━━━ Stored data ━━━

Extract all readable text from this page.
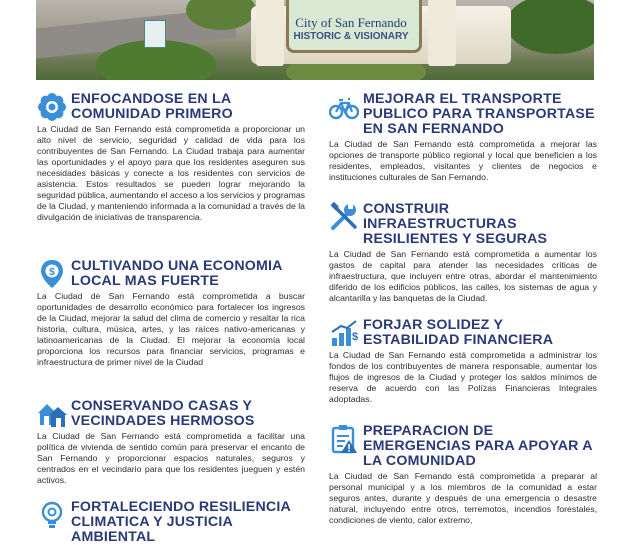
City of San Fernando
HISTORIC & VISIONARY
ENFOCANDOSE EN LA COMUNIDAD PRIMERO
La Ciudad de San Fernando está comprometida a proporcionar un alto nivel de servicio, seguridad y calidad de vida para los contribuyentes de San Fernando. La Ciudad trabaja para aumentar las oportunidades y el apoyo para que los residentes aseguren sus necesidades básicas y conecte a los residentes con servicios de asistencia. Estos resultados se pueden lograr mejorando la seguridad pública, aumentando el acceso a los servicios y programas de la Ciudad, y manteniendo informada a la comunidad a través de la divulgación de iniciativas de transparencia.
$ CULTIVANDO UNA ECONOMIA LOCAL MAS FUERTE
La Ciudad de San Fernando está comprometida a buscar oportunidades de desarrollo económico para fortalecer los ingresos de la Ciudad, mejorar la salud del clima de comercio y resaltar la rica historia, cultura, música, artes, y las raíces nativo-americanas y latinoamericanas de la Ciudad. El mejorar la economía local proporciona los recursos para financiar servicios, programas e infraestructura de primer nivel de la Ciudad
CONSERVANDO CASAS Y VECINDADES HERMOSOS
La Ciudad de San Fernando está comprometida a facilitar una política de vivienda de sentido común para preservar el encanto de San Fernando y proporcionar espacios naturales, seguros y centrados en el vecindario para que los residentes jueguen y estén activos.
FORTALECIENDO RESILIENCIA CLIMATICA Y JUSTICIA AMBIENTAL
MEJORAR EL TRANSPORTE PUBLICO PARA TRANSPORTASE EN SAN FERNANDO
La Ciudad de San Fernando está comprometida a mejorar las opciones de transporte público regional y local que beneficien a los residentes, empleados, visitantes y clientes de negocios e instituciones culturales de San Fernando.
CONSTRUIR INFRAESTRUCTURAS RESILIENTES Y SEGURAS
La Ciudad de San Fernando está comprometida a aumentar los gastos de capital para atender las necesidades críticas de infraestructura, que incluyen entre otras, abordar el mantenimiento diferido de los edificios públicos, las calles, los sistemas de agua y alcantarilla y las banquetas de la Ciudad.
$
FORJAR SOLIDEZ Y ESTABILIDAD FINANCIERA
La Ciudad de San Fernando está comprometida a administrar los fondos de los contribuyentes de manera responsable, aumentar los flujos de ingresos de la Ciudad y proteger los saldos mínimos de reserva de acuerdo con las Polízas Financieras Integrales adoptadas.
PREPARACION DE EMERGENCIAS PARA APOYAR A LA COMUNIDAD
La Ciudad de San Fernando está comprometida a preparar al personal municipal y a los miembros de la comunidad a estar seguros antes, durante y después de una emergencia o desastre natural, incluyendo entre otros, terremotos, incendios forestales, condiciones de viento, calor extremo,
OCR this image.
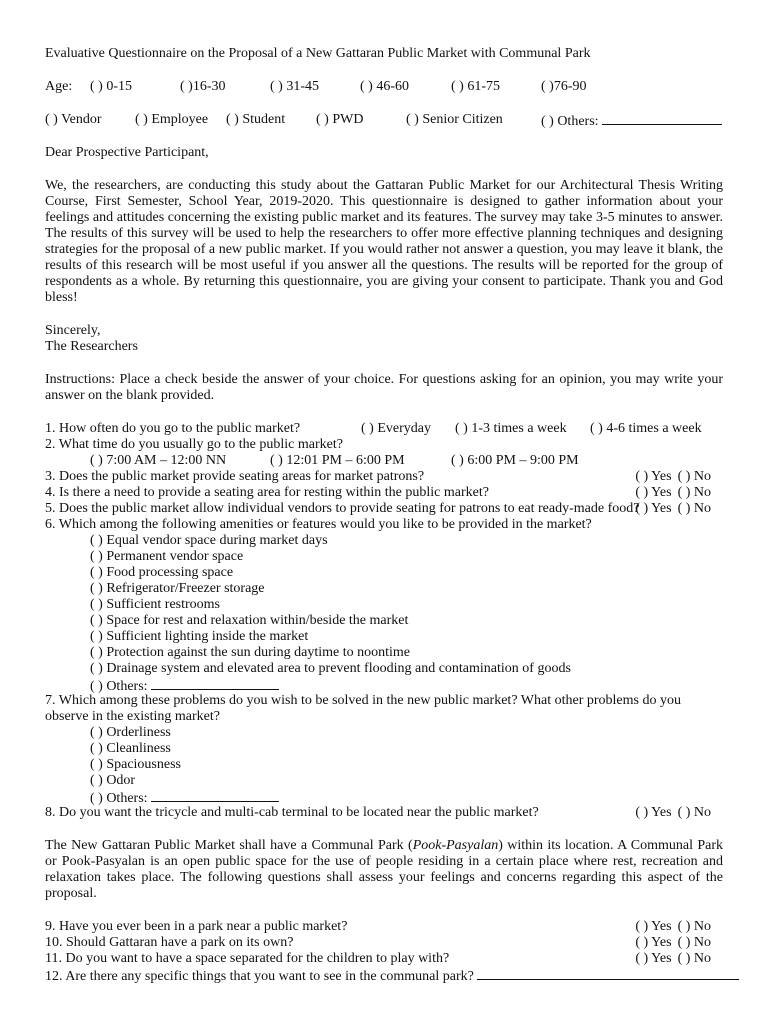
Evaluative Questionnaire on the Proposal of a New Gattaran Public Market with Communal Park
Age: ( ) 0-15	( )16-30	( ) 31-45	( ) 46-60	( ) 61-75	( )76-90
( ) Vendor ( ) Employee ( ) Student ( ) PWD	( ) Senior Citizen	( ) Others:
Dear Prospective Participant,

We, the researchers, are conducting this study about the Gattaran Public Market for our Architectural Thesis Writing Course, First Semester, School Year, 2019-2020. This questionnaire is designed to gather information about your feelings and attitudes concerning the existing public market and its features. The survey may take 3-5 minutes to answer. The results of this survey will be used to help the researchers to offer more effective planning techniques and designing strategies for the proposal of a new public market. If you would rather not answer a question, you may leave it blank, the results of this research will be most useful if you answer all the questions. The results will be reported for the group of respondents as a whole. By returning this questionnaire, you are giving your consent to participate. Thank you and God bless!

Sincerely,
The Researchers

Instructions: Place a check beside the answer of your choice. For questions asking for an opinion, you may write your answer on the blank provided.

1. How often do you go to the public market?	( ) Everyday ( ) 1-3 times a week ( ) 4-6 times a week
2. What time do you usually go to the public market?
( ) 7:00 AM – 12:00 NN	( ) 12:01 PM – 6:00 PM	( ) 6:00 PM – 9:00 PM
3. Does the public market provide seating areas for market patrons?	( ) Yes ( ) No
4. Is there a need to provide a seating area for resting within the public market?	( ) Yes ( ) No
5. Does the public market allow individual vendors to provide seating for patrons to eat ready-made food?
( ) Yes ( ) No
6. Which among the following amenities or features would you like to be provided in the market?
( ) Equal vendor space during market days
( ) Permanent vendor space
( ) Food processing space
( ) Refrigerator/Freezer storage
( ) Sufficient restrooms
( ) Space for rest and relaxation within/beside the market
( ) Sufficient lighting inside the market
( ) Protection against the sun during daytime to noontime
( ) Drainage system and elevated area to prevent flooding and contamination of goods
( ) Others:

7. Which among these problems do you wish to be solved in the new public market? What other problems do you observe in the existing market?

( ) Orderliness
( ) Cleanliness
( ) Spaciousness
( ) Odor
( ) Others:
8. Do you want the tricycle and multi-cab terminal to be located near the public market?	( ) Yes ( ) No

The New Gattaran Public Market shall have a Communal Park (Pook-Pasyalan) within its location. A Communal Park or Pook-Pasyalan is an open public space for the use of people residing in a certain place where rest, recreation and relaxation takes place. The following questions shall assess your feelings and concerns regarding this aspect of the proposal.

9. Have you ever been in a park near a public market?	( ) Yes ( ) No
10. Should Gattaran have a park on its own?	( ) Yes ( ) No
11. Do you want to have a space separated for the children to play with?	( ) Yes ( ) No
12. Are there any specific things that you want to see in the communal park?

━━━

In the entries above, find lines with "oportunidades" and copy each.

### Reply
La Ciudad de San Fernando está comprometida a proporcionar un alto nivel de servicio, seguridad y calidad de vida para los contribuyentes de San Fernando. La Ciudad trabaja para aumentar las oportunidades y el apoyo para que los residentes aseguren sus necesidades básicas y conecte a los residentes con servicios de asistencia. Estos resultados se pueden lograr mejorando la seguridad pública, aumentando el acceso a los servicios y programas de la Ciudad, y manteniendo informada a la comunidad a través de la divulgación de iniciativas de transparencia.
La Ciudad de San Fernando está comprometida a buscar oportunidades de desarrollo económico para fortalecer los ingresos de la Ciudad, mejorar la salud del clima de comercio y resaltar la rica historia, cultura, música, artes, y las raíces nativo-americanas y latinoamericanas de la Ciudad. El mejorar la economía local proporciona los recursos para financiar servicios, programas e infraestructura de primer nivel de la Ciudad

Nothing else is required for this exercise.